YOUR TASK: From the entries below, pull out each line where "JSON" appears.

EXTRACTED DATA:
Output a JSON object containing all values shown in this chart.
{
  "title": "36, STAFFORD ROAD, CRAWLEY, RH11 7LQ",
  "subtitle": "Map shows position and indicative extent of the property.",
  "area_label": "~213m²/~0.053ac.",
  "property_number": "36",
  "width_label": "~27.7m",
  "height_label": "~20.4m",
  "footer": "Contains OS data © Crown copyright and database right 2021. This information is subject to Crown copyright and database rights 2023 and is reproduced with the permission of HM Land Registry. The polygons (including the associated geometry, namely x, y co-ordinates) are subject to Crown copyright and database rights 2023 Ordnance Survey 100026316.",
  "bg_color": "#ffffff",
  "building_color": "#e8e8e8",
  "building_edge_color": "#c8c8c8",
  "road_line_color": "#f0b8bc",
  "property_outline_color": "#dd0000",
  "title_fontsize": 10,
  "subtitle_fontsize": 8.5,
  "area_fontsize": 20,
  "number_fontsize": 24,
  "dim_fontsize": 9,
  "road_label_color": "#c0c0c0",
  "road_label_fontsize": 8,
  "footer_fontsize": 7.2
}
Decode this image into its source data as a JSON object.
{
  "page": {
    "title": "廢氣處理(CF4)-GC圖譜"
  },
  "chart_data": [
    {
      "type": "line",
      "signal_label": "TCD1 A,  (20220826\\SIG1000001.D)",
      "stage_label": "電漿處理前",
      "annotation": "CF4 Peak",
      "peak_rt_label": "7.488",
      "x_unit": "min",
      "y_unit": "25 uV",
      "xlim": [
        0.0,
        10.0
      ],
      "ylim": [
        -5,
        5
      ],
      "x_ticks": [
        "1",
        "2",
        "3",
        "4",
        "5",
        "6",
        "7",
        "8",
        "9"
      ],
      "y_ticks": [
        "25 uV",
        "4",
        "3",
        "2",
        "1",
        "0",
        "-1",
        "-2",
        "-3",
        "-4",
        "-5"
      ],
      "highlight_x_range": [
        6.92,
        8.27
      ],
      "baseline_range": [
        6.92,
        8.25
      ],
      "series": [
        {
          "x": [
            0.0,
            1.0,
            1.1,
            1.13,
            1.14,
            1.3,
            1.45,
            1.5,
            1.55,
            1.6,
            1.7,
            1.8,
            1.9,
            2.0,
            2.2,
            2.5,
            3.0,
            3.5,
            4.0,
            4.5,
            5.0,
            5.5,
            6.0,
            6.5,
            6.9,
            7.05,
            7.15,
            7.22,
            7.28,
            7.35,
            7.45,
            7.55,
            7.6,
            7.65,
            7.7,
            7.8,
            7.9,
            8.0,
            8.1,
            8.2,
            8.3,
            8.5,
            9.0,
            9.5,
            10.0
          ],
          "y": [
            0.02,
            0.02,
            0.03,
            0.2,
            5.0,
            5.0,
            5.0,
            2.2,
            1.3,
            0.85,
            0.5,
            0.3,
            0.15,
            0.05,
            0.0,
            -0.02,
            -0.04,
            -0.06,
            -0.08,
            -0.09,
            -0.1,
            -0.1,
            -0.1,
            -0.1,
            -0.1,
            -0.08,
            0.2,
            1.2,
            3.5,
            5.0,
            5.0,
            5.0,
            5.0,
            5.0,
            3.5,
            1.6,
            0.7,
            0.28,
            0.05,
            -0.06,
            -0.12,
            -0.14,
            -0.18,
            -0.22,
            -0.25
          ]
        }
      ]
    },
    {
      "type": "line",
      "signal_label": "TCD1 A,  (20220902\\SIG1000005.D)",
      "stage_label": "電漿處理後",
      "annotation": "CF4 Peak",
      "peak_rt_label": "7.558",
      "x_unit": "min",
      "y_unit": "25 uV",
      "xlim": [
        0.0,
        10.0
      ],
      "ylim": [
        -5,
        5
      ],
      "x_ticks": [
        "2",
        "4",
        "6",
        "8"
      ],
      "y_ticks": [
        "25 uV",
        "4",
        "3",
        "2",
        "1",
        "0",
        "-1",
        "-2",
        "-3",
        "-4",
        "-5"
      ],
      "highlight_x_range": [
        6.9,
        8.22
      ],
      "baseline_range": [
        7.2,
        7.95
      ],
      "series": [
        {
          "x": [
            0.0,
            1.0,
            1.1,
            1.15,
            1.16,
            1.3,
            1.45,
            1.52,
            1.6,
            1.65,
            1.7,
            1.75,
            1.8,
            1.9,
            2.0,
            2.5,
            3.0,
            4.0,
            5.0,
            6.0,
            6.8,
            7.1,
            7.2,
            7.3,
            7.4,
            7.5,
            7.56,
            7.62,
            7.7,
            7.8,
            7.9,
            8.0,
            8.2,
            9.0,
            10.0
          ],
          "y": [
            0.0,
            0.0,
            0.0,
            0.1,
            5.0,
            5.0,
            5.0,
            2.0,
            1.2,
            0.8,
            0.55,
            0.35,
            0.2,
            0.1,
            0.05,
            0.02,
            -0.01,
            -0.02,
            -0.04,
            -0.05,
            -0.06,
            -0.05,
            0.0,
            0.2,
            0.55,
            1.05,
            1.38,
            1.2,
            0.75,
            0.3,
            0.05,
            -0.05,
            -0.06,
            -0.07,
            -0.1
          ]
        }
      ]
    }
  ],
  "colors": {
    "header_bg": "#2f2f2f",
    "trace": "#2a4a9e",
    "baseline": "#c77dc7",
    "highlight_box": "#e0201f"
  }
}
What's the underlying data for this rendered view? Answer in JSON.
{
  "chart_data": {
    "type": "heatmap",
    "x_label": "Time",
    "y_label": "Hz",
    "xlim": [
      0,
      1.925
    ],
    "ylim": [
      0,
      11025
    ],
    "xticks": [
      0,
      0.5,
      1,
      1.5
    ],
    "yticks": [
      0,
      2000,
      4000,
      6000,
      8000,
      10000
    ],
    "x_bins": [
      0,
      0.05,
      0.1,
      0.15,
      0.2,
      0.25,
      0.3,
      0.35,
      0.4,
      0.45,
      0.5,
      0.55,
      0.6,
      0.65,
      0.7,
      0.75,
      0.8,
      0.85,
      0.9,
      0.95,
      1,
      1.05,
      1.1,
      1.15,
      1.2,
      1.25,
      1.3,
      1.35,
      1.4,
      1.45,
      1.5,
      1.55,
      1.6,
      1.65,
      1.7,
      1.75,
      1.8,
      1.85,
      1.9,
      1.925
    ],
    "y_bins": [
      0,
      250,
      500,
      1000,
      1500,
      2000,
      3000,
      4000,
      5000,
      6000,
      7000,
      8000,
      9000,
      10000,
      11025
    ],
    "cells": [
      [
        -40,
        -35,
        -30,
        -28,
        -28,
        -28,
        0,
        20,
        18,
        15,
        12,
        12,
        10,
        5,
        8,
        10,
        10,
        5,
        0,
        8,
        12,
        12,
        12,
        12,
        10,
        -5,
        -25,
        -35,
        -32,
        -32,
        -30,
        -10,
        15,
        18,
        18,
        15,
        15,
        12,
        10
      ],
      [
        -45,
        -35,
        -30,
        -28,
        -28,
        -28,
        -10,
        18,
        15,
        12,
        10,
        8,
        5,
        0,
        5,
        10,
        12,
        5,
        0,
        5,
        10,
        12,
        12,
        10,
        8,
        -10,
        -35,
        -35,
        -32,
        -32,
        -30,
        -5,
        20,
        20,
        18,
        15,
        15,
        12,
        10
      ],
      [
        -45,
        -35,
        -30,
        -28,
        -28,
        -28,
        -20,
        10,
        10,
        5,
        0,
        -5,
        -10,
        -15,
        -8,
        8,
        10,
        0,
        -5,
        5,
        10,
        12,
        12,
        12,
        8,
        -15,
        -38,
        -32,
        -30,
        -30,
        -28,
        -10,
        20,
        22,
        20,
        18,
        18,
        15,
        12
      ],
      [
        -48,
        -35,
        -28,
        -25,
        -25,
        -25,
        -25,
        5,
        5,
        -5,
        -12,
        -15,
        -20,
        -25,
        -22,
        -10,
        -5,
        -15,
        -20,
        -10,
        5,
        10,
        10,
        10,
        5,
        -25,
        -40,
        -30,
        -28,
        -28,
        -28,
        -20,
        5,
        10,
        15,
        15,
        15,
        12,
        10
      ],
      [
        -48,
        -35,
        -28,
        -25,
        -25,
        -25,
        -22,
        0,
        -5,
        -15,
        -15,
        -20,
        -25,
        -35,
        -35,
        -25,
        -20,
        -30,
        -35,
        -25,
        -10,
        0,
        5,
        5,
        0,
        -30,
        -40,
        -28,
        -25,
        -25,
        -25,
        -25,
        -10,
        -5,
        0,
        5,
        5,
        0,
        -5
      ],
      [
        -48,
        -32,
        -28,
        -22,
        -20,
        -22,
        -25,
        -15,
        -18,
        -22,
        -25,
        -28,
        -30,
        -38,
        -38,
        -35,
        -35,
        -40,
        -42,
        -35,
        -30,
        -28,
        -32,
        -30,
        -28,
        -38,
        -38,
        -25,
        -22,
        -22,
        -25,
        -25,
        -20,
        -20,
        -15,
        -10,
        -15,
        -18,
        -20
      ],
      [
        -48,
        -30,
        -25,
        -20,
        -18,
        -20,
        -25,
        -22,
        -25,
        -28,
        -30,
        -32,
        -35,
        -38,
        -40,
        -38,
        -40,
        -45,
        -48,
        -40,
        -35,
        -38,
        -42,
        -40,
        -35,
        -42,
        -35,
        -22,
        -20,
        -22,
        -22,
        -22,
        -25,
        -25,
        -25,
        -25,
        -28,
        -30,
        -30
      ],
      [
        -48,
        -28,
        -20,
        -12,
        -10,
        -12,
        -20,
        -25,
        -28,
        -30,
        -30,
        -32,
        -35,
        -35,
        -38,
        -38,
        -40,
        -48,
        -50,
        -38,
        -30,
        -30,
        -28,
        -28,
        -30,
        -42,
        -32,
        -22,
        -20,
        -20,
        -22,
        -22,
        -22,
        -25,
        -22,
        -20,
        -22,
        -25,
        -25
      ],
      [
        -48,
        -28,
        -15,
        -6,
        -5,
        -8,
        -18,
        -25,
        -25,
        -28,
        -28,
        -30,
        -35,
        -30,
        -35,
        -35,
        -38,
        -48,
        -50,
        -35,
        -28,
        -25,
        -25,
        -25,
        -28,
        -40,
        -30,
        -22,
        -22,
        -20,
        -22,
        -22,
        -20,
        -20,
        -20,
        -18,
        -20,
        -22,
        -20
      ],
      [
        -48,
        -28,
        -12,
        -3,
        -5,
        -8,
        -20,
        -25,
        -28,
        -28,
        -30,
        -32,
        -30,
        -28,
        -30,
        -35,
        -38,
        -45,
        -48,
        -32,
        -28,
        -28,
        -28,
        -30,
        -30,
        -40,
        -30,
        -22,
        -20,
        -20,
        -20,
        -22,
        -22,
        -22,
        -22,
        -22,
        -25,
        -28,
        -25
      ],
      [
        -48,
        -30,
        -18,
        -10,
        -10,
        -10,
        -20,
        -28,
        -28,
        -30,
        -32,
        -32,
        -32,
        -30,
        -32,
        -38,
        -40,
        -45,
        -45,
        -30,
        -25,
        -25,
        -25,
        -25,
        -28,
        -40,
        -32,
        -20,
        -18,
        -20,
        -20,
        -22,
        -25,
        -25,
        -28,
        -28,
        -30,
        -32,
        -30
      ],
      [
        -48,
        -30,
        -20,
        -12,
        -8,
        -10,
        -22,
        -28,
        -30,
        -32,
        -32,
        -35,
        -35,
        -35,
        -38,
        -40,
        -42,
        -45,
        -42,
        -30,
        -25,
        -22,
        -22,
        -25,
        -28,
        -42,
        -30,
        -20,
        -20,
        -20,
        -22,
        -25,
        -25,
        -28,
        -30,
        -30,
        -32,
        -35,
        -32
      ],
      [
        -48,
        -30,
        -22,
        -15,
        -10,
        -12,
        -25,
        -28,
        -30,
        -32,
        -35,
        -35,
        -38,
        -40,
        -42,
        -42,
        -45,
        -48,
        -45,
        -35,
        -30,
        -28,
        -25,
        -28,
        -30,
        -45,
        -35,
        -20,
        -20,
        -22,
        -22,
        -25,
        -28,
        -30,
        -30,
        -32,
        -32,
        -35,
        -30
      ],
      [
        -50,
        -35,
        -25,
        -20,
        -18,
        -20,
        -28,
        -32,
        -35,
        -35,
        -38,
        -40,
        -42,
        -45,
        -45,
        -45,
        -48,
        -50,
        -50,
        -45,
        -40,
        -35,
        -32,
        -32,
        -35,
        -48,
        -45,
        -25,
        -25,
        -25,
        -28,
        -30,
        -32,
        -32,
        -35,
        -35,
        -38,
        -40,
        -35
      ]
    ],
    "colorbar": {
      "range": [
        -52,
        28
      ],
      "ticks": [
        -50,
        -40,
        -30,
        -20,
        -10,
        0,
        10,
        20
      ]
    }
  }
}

FINAL ANSWER:
Output a JSON object containing all values shown in this chart.
Decode this image into its source data as a JSON object.
What's the underlying data for this rendered view? Answer in JSON.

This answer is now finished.